[Dataset items]
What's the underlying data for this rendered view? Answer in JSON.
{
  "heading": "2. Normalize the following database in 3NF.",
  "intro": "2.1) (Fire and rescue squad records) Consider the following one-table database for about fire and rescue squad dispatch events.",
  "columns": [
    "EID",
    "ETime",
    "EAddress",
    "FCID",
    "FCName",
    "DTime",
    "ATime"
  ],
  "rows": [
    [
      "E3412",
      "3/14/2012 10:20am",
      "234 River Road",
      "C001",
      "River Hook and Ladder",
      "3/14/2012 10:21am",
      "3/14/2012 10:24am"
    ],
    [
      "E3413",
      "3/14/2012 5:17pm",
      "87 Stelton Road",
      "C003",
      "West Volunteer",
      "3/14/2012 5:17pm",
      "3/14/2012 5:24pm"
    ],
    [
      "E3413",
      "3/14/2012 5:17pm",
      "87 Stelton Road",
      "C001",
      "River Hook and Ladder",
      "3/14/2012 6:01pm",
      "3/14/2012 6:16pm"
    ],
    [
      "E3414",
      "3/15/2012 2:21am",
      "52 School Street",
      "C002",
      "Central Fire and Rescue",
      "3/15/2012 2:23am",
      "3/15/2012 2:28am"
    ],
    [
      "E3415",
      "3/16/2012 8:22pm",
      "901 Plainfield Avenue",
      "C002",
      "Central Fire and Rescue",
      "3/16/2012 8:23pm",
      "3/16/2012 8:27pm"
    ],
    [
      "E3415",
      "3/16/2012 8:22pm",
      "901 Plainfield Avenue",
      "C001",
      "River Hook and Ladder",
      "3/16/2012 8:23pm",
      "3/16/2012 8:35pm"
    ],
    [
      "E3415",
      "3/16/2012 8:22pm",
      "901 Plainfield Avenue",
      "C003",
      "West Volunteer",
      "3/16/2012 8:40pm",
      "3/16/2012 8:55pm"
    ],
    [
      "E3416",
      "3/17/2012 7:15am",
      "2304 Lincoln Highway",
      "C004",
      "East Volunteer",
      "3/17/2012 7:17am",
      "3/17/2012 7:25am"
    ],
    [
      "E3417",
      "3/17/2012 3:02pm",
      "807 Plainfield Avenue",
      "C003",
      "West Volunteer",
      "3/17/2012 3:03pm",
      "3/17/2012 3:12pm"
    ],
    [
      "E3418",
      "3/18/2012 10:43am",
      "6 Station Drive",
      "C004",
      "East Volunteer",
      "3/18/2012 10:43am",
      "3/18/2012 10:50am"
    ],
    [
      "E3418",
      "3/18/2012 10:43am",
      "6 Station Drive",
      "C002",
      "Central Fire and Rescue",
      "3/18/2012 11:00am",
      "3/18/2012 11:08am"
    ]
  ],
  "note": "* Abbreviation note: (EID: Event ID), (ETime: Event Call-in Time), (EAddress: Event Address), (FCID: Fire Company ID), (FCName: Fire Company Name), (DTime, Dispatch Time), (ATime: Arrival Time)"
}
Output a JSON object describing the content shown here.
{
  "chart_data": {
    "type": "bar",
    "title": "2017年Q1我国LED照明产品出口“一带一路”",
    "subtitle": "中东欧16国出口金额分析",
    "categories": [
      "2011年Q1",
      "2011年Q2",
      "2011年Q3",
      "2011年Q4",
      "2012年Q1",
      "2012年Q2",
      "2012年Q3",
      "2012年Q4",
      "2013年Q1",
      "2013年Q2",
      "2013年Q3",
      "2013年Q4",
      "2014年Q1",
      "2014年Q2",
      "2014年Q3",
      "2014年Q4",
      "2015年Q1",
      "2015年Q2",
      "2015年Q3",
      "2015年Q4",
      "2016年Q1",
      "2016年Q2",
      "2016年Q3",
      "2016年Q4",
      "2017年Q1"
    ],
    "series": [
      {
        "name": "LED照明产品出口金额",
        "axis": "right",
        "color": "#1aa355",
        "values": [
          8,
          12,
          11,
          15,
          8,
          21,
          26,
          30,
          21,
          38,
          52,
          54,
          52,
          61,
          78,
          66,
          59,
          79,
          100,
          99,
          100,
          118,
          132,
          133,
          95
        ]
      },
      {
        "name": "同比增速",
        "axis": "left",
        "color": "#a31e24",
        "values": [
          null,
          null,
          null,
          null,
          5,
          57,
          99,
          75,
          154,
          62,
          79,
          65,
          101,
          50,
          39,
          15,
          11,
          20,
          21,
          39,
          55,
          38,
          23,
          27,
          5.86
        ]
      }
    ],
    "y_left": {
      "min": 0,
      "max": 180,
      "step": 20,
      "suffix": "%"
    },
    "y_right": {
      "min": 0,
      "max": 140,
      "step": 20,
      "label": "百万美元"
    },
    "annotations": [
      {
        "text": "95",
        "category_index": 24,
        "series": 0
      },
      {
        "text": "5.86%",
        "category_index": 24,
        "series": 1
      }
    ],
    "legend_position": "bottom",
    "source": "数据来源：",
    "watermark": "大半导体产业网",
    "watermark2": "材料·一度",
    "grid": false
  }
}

◆ What you will do
Copy every line of the listing that contains the word "ETime".

◆ Answer to the exercise
    "ETime",
  "note": "* Abbreviation note: (EID: Event ID), (ETime: Event Call-in Time), (EAddress: Event Address), (FCID: Fire Company ID), (FCName: Fire Company Name), (DTime, Dispatch Time), (ATime: Arrival Time)"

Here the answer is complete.